Given request -
Produce an exact copy of all the data below, dropping every image.

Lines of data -
══════════════════════════════
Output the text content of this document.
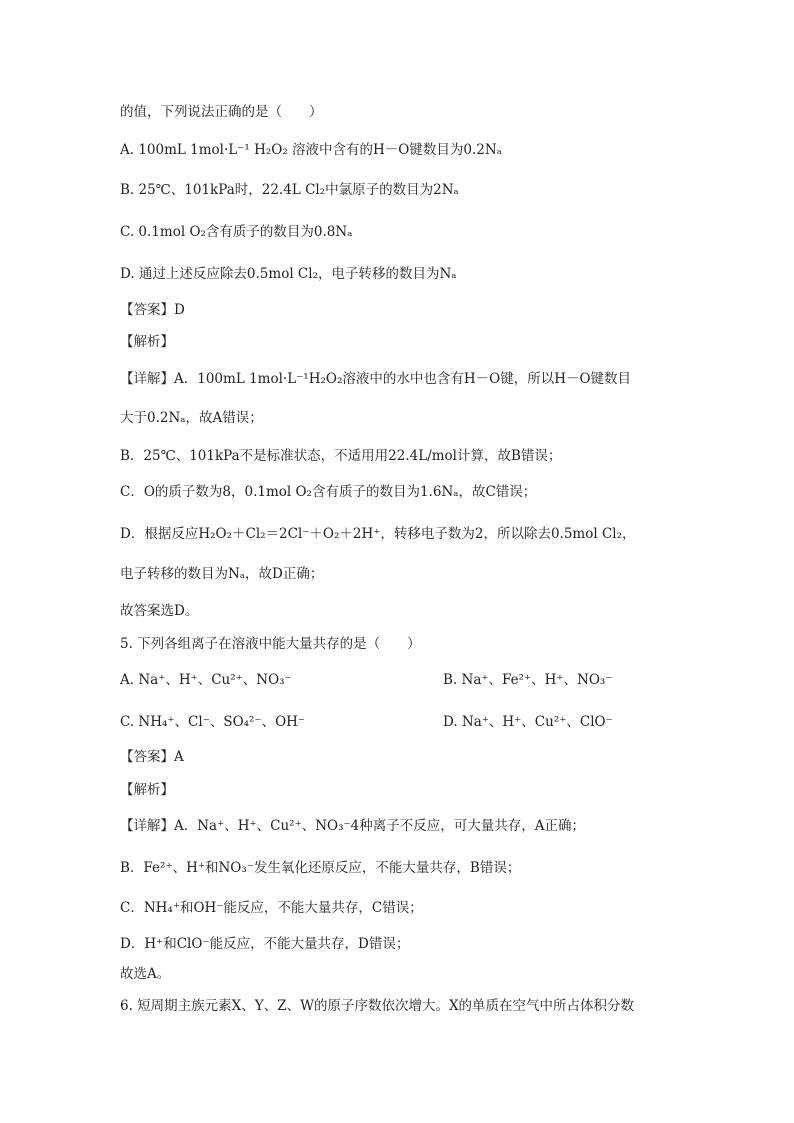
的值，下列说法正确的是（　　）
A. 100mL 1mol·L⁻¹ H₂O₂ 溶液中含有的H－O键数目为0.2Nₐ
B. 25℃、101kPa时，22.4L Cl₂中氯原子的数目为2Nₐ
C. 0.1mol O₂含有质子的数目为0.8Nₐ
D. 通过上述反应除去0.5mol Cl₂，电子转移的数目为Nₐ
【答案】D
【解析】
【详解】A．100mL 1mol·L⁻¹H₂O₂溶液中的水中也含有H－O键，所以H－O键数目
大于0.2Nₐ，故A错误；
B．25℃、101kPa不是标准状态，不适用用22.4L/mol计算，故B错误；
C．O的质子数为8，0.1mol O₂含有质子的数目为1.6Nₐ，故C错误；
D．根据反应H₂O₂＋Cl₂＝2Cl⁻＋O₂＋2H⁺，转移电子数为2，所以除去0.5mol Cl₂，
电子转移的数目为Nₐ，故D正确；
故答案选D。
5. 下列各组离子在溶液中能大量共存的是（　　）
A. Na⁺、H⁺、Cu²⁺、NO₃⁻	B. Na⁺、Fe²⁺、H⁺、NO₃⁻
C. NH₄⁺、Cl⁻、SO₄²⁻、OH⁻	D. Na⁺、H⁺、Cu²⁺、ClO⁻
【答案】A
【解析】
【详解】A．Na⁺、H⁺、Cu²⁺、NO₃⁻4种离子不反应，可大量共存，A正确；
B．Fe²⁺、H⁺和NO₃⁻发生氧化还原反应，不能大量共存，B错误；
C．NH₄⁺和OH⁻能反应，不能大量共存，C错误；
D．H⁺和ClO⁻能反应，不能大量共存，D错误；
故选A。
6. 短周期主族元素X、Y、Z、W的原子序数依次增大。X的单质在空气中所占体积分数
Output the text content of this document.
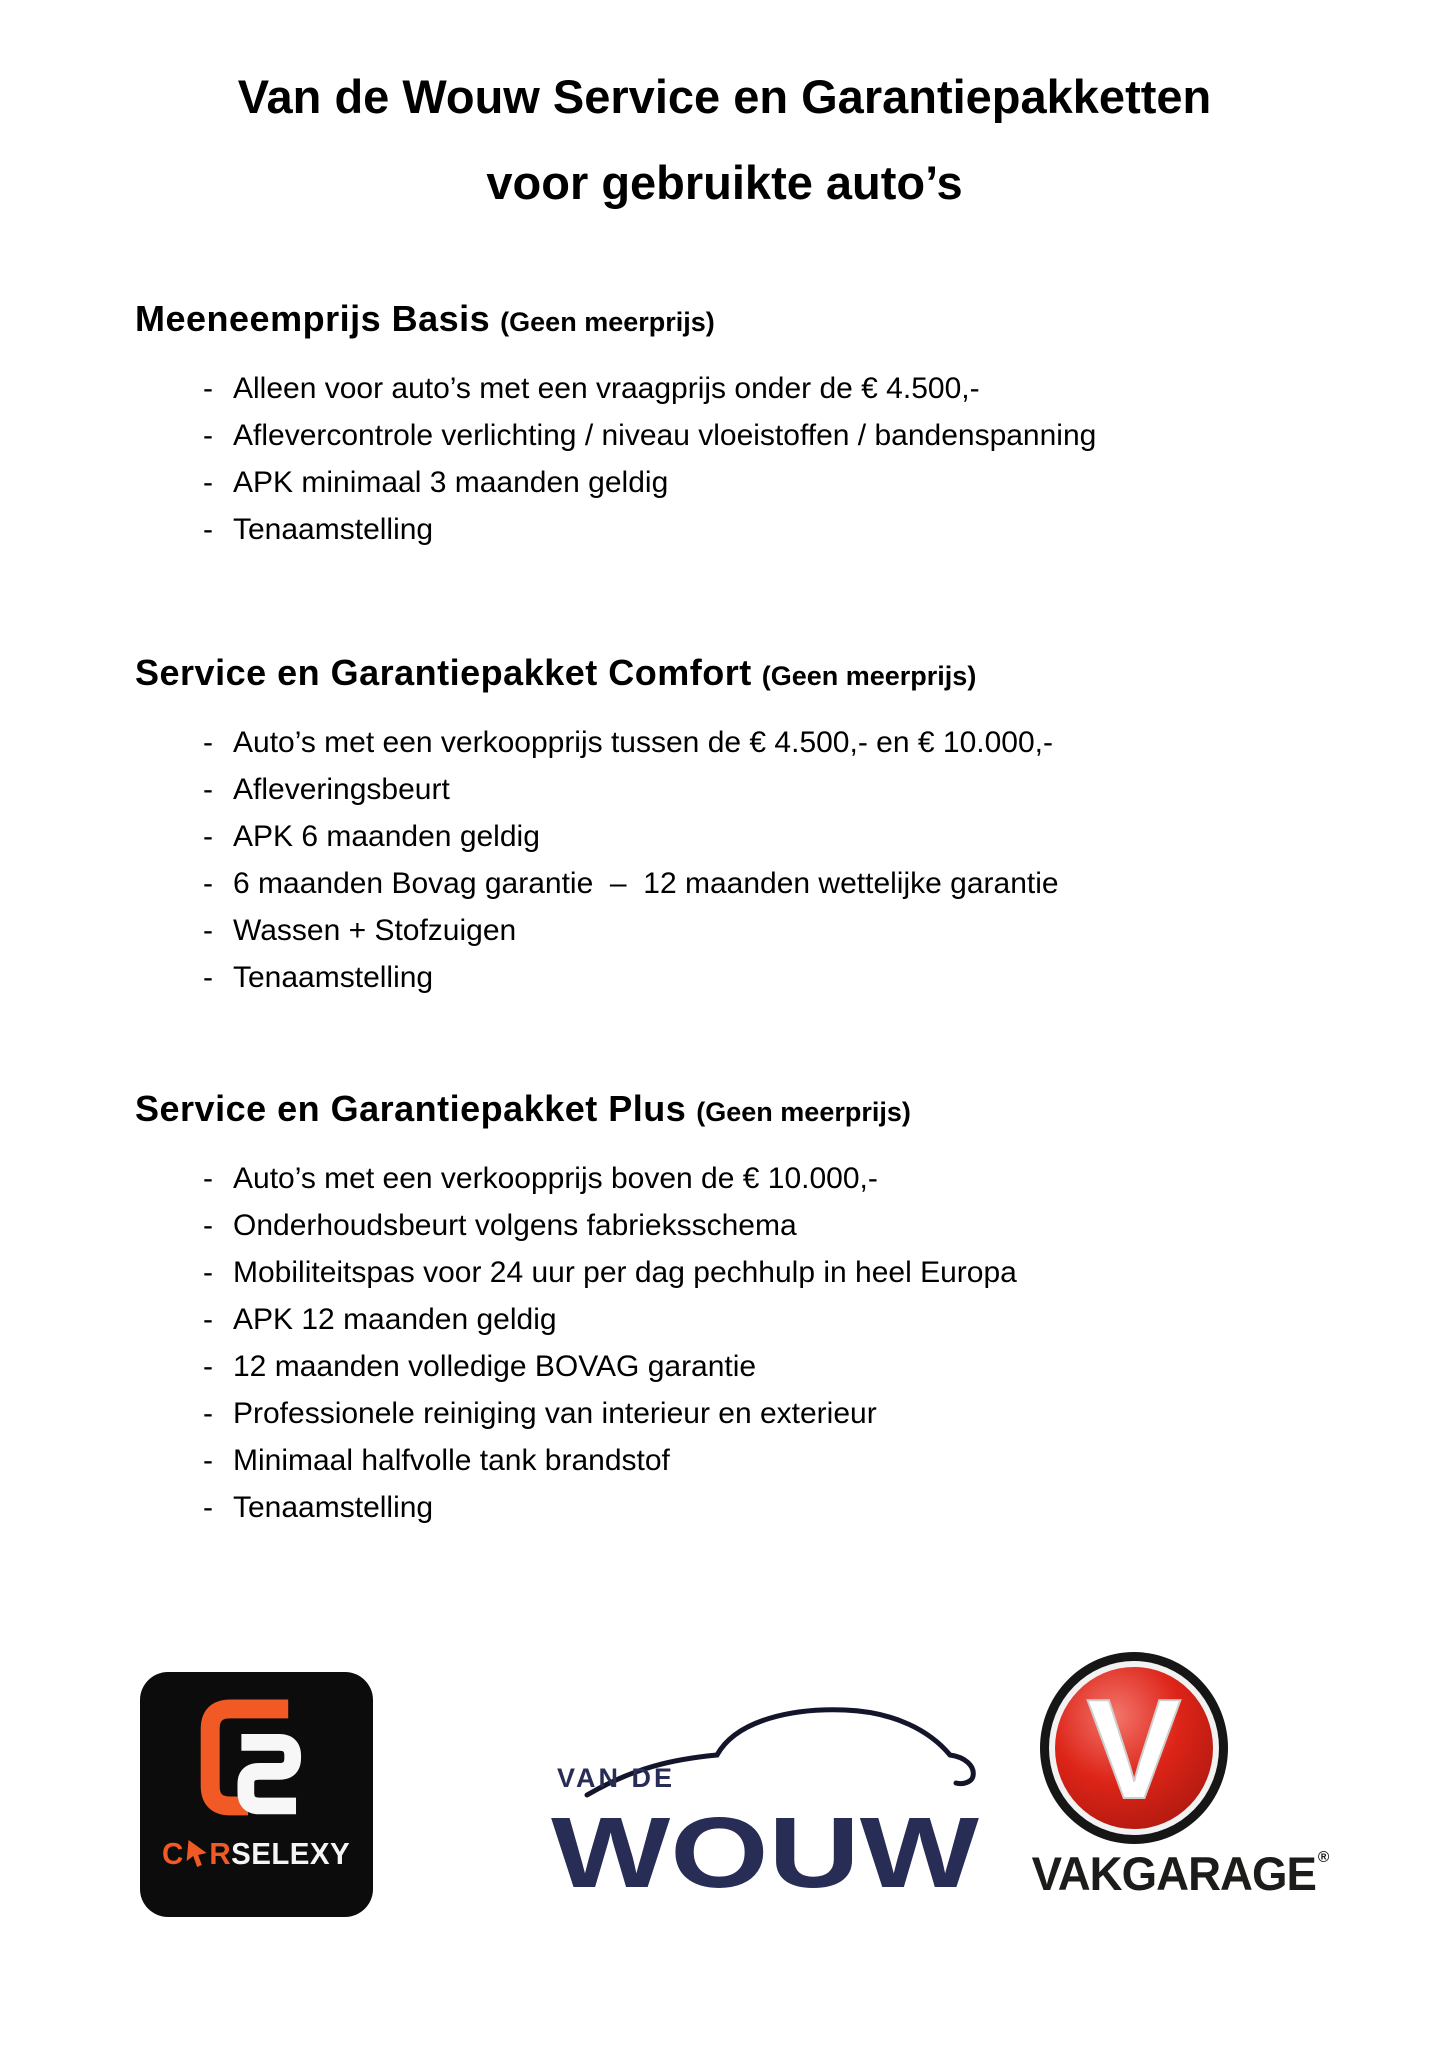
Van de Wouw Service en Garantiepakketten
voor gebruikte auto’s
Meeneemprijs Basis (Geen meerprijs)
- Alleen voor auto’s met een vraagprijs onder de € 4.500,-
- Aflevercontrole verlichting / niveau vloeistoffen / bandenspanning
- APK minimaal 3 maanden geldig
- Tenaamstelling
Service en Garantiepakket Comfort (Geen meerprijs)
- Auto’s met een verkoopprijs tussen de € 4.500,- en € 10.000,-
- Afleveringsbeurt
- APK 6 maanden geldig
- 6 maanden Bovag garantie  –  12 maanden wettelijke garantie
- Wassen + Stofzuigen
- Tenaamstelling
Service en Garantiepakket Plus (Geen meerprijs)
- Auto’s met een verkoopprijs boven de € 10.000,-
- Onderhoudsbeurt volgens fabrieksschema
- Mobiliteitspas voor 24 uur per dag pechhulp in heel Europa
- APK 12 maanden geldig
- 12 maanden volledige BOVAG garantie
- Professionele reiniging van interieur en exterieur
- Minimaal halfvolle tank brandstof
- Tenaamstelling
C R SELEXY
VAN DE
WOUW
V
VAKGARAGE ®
══════════════════════════════
Written solution -
Output the text content of this document.
的值，下列说法正确的是（　　）
A. 100mL 1mol·L⁻¹ H₂O₂ 溶液中含有的H－O键数目为0.2Nₐ
B. 25℃、101kPa时，22.4L Cl₂中氯原子的数目为2Nₐ
C. 0.1mol O₂含有质子的数目为0.8Nₐ
D. 通过上述反应除去0.5mol Cl₂，电子转移的数目为Nₐ
【答案】D
【解析】
【详解】A．100mL 1mol·L⁻¹H₂O₂溶液中的水中也含有H－O键，所以H－O键数目
大于0.2Nₐ，故A错误；
B．25℃、101kPa不是标准状态，不适用用22.4L/mol计算，故B错误；
C．O的质子数为8，0.1mol O₂含有质子的数目为1.6Nₐ，故C错误；
D．根据反应H₂O₂＋Cl₂＝2Cl⁻＋O₂＋2H⁺，转移电子数为2，所以除去0.5mol Cl₂，
电子转移的数目为Nₐ，故D正确；
故答案选D。
5. 下列各组离子在溶液中能大量共存的是（　　）
A. Na⁺、H⁺、Cu²⁺、NO₃⁻	B. Na⁺、Fe²⁺、H⁺、NO₃⁻
C. NH₄⁺、Cl⁻、SO₄²⁻、OH⁻	D. Na⁺、H⁺、Cu²⁺、ClO⁻
【答案】A
【解析】
【详解】A．Na⁺、H⁺、Cu²⁺、NO₃⁻4种离子不反应，可大量共存，A正确；
B．Fe²⁺、H⁺和NO₃⁻发生氧化还原反应，不能大量共存，B错误；
C．NH₄⁺和OH⁻能反应，不能大量共存，C错误；
D．H⁺和ClO⁻能反应，不能大量共存，D错误；
故选A。
6. 短周期主族元素X、Y、Z、W的原子序数依次增大。X的单质在空气中所占体积分数
Output the text content of this document.
Van de Wouw Service en Garantiepakketten
voor gebruikte auto’s
Meeneemprijs Basis (Geen meerprijs)
- Alleen voor auto’s met een vraagprijs onder de € 4.500,-
- Aflevercontrole verlichting / niveau vloeistoffen / bandenspanning
- APK minimaal 3 maanden geldig
- Tenaamstelling
Service en Garantiepakket Comfort (Geen meerprijs)
- Auto’s met een verkoopprijs tussen de € 4.500,- en € 10.000,-
- Afleveringsbeurt
- APK 6 maanden geldig
- 6 maanden Bovag garantie  –  12 maanden wettelijke garantie
- Wassen + Stofzuigen
- Tenaamstelling
Service en Garantiepakket Plus (Geen meerprijs)
- Auto’s met een verkoopprijs boven de € 10.000,-
- Onderhoudsbeurt volgens fabrieksschema
- Mobiliteitspas voor 24 uur per dag pechhulp in heel Europa
- APK 12 maanden geldig
- 12 maanden volledige BOVAG garantie
- Professionele reiniging van interieur en exterieur
- Minimaal halfvolle tank brandstof
- Tenaamstelling
C R SELEXY
VAN DE
WOUW
V
VAKGARAGE ®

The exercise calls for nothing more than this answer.